OBJECTIVE → Go through the data below and copy it exactly, skipping every picture.

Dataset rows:
....

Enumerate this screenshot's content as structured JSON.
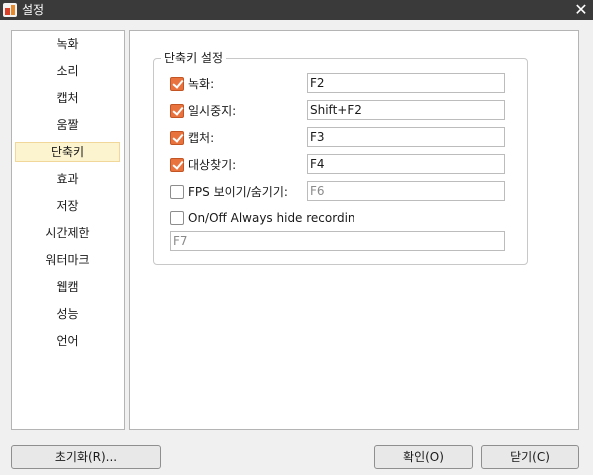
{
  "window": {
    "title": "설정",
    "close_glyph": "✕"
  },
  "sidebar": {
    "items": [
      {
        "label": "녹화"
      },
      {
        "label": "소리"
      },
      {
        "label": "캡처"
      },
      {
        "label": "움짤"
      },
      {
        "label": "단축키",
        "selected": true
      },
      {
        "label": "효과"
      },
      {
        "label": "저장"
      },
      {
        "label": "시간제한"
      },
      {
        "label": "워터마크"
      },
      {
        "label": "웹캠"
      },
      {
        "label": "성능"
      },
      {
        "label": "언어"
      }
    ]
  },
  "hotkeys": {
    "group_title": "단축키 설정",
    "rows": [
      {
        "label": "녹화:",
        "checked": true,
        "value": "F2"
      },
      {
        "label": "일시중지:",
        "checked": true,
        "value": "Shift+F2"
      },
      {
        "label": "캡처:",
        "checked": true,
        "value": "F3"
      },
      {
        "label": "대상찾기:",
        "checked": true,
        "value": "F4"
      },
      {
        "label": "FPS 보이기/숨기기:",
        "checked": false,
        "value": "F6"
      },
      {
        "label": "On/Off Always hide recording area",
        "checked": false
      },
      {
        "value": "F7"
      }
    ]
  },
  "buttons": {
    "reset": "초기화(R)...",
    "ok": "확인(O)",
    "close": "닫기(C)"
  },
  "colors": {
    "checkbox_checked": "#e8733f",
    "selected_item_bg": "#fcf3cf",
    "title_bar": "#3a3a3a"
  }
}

....

SOLUTION TO THIS TASK →
Enumerate this screenshot's content as structured JSON.
{
  "window": {
    "title": "설정",
    "close_glyph": "✕"
  },
  "sidebar": {
    "items": [
      {
        "label": "녹화"
      },
      {
        "label": "소리"
      },
      {
        "label": "캡처"
      },
      {
        "label": "움짤"
      },
      {
        "label": "단축키",
        "selected": true
      },
      {
        "label": "효과"
      },
      {
        "label": "저장"
      },
      {
        "label": "시간제한"
      },
      {
        "label": "워터마크"
      },
      {
        "label": "웹캠"
      },
      {
        "label": "성능"
      },
      {
        "label": "언어"
      }
    ]
  },
  "hotkeys": {
    "group_title": "단축키 설정",
    "rows": [
      {
        "label": "녹화:",
        "checked": true,
        "value": "F2"
      },
      {
        "label": "일시중지:",
        "checked": true,
        "value": "Shift+F2"
      },
      {
        "label": "캡처:",
        "checked": true,
        "value": "F3"
      },
      {
        "label": "대상찾기:",
        "checked": true,
        "value": "F4"
      },
      {
        "label": "FPS 보이기/숨기기:",
        "checked": false,
        "value": "F6"
      },
      {
        "label": "On/Off Always hide recording area",
        "checked": false
      },
      {
        "value": "F7"
      }
    ]
  },
  "buttons": {
    "reset": "초기화(R)...",
    "ok": "확인(O)",
    "close": "닫기(C)"
  },
  "colors": {
    "checkbox_checked": "#e8733f",
    "selected_item_bg": "#fcf3cf",
    "title_bar": "#3a3a3a"
  }
}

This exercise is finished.